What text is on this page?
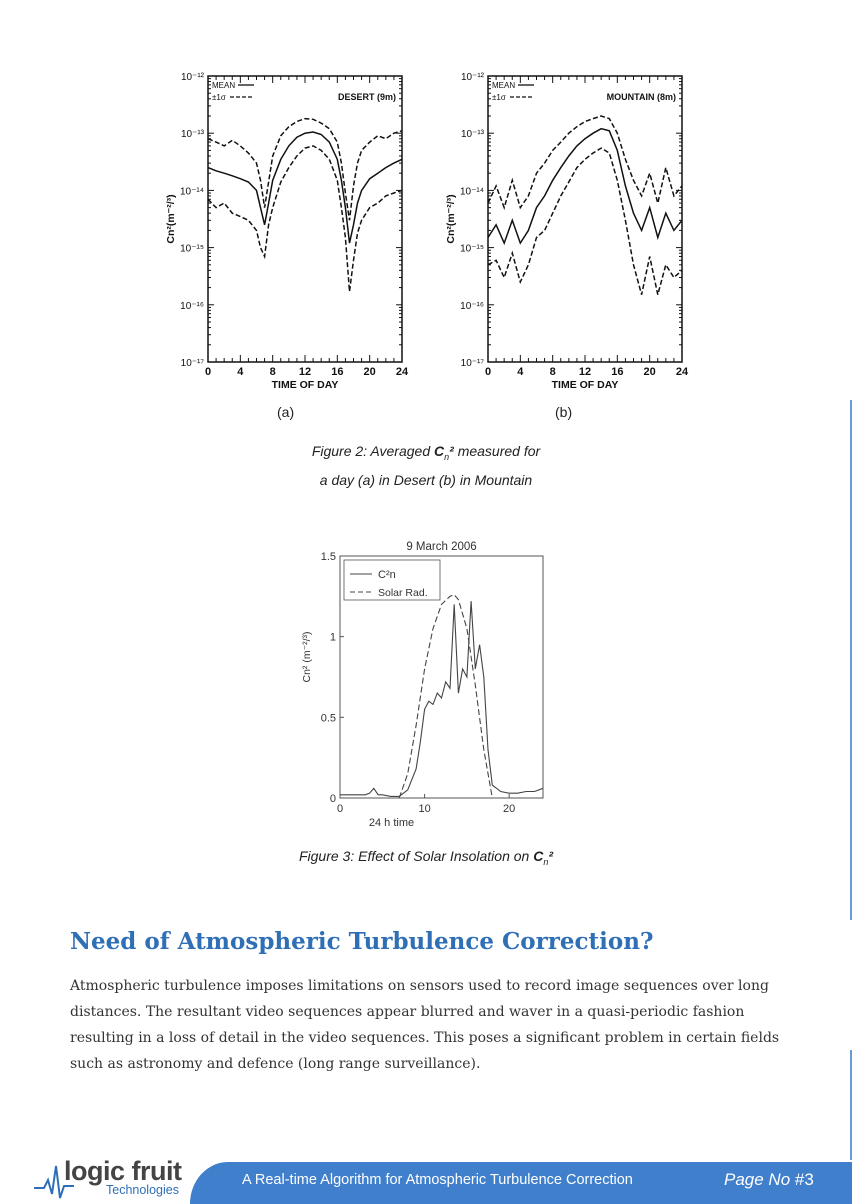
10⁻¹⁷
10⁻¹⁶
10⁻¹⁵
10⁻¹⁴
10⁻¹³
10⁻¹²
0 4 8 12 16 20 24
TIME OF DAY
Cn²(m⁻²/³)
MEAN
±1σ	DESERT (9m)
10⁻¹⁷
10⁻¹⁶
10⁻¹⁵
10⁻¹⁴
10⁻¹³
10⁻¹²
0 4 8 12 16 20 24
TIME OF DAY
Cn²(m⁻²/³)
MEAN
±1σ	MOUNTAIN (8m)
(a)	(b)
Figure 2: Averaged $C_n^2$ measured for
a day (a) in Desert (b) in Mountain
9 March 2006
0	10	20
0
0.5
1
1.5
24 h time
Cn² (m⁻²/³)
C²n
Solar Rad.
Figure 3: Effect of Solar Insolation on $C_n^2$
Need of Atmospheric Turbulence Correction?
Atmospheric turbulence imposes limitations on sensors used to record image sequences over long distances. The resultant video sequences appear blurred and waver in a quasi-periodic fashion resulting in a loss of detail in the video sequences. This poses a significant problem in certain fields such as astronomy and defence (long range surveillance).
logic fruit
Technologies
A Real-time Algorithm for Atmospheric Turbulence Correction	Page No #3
# # # # # # #
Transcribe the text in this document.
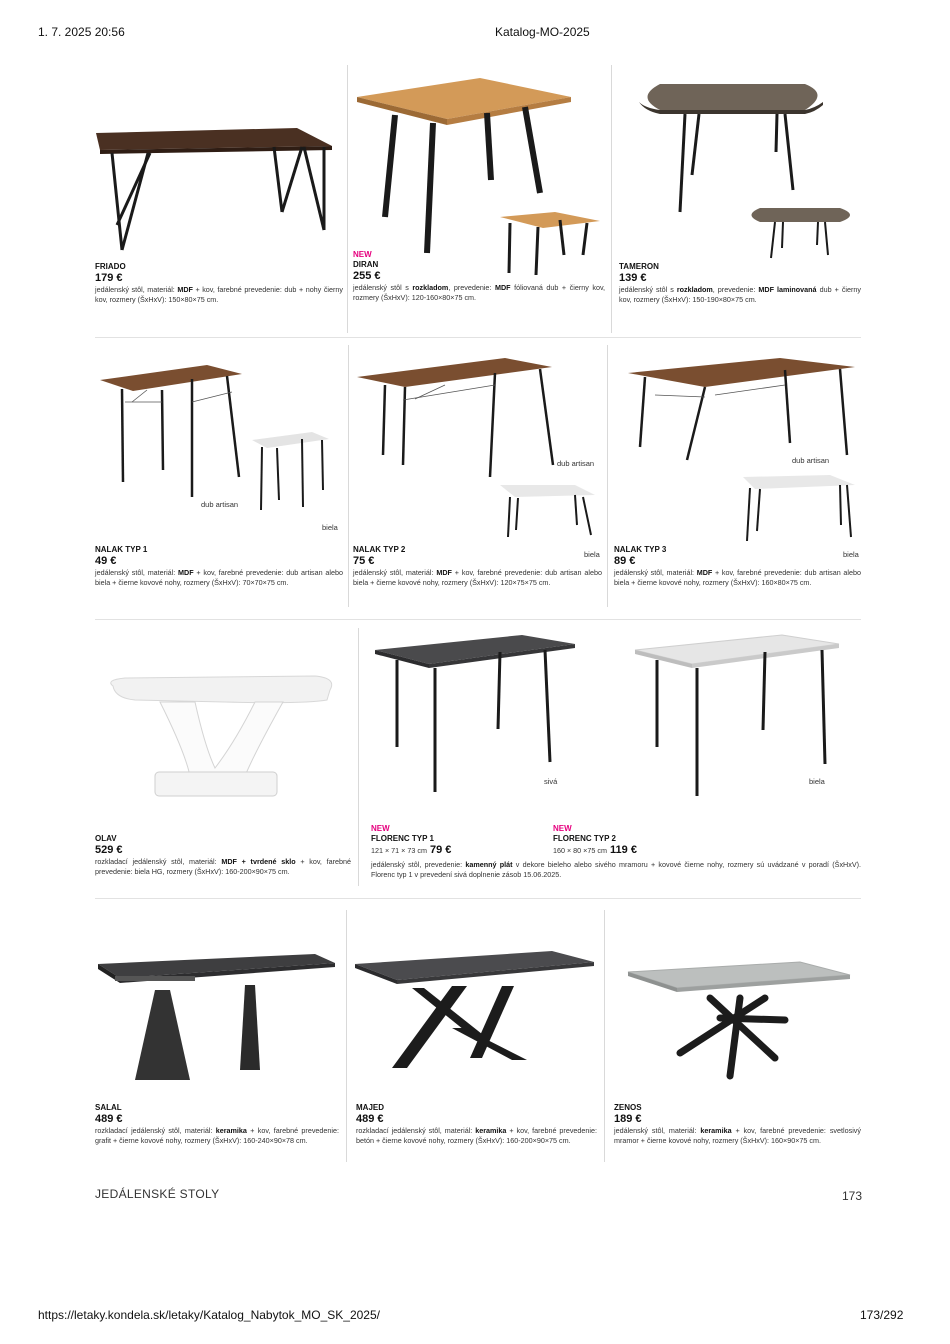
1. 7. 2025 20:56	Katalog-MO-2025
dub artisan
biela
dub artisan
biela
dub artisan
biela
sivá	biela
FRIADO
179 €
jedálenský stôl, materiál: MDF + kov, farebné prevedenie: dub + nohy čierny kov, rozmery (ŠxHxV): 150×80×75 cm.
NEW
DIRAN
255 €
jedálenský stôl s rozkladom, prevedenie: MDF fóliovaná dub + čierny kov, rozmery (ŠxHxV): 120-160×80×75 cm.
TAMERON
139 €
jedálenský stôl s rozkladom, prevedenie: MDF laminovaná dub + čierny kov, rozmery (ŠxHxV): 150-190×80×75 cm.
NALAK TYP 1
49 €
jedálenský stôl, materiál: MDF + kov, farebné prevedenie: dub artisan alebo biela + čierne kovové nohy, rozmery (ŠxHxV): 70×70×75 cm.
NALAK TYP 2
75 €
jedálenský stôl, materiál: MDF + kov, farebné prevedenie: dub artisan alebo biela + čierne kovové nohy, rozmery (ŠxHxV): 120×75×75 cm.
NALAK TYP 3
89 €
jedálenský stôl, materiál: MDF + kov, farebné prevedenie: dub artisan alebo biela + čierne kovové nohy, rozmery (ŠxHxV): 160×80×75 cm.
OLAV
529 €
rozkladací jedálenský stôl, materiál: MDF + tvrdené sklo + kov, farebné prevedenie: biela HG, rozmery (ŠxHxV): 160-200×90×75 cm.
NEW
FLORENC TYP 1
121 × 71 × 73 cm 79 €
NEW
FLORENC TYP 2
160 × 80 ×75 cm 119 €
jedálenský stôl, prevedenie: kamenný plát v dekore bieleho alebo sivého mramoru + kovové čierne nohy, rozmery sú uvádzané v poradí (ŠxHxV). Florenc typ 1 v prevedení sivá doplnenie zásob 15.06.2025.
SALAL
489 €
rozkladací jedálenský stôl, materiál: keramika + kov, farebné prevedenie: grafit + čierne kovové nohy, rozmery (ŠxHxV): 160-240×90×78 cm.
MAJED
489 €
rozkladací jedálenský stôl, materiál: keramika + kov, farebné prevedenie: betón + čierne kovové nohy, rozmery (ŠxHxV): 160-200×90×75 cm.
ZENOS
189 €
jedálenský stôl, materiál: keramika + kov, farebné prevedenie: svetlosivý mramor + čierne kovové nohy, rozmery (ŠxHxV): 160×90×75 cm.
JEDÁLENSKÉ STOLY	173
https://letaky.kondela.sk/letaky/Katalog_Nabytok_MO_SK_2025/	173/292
# # # # # # #
• Exercise
Go through the material line by line. Show each line that contains the string "Correction".

• Worked solution
Need of Atmospheric Turbulence Correction?
A Real-time Algorithm for Atmospheric Turbulence Correction	Page No #3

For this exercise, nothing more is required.